(Directions):
What is the number of lines in the entries that contain the word "Protein"? Reply with that number only.
Start of Exercise materials
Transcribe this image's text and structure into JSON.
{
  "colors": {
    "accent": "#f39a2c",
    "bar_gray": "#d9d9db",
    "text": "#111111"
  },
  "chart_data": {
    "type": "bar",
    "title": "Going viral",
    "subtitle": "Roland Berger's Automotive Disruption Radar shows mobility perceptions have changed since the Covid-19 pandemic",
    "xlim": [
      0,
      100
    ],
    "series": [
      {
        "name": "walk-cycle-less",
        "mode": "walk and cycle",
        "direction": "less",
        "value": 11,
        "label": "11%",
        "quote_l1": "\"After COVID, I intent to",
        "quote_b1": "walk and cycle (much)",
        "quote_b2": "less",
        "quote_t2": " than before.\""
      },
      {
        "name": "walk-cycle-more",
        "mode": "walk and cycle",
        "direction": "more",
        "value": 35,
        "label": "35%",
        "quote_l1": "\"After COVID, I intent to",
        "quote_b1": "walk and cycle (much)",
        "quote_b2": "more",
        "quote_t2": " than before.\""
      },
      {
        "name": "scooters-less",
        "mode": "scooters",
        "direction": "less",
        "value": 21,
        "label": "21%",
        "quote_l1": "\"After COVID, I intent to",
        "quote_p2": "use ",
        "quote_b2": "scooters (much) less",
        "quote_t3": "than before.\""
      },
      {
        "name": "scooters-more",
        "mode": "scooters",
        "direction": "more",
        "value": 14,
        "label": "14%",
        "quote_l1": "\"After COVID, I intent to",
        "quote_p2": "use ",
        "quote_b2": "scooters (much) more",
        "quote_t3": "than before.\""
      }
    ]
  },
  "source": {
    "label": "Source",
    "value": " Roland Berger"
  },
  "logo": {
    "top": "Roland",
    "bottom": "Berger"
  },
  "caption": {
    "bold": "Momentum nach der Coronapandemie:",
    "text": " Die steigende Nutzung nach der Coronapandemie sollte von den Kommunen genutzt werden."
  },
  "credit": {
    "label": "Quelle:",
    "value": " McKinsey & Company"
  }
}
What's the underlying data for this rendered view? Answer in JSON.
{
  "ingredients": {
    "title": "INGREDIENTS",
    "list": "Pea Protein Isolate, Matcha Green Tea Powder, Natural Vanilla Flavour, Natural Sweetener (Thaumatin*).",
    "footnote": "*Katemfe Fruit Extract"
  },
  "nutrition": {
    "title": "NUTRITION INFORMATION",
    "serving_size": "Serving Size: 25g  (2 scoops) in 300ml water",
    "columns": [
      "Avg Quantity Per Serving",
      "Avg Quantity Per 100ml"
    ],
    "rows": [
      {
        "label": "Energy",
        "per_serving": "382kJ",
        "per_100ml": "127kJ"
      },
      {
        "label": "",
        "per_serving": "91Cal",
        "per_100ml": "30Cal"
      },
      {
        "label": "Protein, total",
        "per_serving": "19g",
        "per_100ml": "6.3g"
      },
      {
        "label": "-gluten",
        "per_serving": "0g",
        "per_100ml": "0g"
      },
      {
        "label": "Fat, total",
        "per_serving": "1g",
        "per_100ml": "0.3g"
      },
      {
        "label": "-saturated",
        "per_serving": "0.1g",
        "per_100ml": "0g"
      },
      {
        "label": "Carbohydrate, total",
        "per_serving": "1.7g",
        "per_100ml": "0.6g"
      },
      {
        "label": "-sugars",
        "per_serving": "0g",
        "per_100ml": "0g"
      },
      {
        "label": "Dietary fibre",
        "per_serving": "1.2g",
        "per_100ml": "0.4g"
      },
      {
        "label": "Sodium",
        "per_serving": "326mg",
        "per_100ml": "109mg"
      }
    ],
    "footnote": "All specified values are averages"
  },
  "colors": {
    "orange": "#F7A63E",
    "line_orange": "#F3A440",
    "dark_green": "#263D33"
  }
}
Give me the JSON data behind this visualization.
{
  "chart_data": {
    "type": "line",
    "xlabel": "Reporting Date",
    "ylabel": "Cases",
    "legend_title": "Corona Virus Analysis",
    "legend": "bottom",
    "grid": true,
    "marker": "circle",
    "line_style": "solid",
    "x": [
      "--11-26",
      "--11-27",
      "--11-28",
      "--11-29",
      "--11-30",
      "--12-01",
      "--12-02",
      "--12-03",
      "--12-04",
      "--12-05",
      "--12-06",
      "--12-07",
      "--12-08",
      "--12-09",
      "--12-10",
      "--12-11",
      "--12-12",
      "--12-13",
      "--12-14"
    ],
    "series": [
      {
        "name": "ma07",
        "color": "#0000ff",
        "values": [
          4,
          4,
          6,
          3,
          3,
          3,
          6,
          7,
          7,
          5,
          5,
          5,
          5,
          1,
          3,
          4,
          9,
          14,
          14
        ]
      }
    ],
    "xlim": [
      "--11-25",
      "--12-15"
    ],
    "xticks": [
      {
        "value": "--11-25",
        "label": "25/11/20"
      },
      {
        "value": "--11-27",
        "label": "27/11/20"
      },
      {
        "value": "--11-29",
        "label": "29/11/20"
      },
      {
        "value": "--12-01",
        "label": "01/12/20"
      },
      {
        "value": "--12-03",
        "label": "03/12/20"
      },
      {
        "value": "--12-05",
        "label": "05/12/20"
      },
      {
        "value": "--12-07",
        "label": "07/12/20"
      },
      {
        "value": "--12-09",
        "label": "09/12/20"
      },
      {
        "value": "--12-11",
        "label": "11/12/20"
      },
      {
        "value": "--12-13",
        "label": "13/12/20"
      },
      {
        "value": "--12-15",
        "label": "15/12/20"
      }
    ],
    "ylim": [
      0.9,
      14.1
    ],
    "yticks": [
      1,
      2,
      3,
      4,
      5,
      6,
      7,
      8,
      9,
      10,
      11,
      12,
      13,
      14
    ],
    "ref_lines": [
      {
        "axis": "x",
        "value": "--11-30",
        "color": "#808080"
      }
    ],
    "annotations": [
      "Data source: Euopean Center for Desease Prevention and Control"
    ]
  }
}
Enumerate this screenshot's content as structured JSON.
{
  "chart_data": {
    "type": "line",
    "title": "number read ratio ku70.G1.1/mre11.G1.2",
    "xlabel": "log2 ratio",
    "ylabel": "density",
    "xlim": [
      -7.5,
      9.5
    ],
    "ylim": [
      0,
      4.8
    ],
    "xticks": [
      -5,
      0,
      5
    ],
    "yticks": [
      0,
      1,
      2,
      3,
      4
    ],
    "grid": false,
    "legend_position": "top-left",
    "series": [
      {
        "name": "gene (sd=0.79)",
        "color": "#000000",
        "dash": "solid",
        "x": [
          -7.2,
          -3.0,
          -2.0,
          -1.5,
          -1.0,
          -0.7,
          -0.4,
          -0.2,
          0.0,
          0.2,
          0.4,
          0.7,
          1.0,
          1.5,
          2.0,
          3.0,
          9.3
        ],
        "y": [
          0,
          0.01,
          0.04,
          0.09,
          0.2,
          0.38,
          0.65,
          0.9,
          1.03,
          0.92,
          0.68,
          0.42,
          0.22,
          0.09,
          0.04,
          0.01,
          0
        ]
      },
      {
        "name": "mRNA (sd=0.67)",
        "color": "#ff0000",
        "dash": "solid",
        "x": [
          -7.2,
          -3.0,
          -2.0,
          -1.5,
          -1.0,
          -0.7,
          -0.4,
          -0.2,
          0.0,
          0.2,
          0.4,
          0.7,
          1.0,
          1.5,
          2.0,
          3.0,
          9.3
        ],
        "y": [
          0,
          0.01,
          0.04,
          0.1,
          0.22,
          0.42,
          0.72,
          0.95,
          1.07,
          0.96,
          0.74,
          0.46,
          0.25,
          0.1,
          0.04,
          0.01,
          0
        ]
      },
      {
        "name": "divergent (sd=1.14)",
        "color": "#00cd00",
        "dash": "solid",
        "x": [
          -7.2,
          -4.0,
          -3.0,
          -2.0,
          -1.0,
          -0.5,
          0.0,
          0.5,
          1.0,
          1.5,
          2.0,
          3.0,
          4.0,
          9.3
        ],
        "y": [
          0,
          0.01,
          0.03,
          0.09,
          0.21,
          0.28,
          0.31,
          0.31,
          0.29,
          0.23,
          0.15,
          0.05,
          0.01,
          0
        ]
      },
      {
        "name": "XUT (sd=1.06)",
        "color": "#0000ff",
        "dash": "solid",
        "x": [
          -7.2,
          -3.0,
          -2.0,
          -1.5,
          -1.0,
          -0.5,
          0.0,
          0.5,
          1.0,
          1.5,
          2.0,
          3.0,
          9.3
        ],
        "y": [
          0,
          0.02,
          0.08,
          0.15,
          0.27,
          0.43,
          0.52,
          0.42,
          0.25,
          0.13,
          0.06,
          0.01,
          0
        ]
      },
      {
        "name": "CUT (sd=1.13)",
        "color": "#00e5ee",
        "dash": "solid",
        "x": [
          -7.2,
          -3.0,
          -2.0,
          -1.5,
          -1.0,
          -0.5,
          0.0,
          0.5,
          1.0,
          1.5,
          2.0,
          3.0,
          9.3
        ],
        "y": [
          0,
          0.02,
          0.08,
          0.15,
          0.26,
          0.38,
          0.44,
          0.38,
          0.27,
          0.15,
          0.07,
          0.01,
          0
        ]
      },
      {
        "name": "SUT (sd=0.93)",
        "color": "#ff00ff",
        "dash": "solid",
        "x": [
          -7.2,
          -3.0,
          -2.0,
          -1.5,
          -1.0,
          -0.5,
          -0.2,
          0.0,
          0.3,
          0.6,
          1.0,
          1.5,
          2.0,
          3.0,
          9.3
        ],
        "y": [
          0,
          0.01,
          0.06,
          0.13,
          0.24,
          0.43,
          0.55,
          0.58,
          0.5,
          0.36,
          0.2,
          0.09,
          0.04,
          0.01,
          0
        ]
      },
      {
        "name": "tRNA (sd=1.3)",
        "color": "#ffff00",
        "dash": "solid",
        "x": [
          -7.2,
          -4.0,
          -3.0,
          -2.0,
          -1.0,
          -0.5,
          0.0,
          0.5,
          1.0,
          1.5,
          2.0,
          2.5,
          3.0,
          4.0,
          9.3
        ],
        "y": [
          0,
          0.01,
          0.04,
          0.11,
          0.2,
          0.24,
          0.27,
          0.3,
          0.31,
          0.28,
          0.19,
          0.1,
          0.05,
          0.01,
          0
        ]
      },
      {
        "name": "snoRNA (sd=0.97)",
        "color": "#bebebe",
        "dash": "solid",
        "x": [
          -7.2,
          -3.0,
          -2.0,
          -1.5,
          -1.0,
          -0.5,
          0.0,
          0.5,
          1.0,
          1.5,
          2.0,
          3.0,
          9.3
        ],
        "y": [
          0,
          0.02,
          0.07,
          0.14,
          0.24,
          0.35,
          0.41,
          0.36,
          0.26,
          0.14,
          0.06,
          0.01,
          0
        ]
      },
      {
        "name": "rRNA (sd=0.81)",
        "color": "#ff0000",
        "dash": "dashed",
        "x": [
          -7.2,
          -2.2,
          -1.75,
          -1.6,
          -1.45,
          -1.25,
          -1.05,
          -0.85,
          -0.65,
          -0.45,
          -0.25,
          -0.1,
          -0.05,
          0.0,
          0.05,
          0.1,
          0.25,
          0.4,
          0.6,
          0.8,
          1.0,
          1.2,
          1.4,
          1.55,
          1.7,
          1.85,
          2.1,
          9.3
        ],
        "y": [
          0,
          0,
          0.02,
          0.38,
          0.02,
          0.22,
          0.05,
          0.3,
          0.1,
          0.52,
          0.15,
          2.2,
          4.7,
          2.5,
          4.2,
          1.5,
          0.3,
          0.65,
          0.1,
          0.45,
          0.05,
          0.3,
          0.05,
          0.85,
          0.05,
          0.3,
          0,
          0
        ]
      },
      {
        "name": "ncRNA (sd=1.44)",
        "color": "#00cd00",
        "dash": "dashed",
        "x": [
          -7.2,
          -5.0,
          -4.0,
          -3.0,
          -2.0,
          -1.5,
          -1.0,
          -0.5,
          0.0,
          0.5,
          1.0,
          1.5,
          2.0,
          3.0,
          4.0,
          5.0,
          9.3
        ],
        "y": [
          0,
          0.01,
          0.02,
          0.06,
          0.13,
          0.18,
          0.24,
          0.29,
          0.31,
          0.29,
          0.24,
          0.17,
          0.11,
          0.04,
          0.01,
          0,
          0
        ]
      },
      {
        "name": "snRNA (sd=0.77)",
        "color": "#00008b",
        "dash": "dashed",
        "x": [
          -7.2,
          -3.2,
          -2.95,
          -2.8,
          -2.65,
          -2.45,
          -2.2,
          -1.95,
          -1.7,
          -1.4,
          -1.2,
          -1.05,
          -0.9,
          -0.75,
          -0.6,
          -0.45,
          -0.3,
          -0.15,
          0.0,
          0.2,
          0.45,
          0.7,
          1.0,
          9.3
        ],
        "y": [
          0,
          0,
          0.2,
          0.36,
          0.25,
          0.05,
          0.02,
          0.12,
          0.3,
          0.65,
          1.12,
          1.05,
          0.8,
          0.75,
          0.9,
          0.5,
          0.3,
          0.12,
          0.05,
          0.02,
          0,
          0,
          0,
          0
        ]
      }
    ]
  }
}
End of Exercise materials
(Solution to this task):
2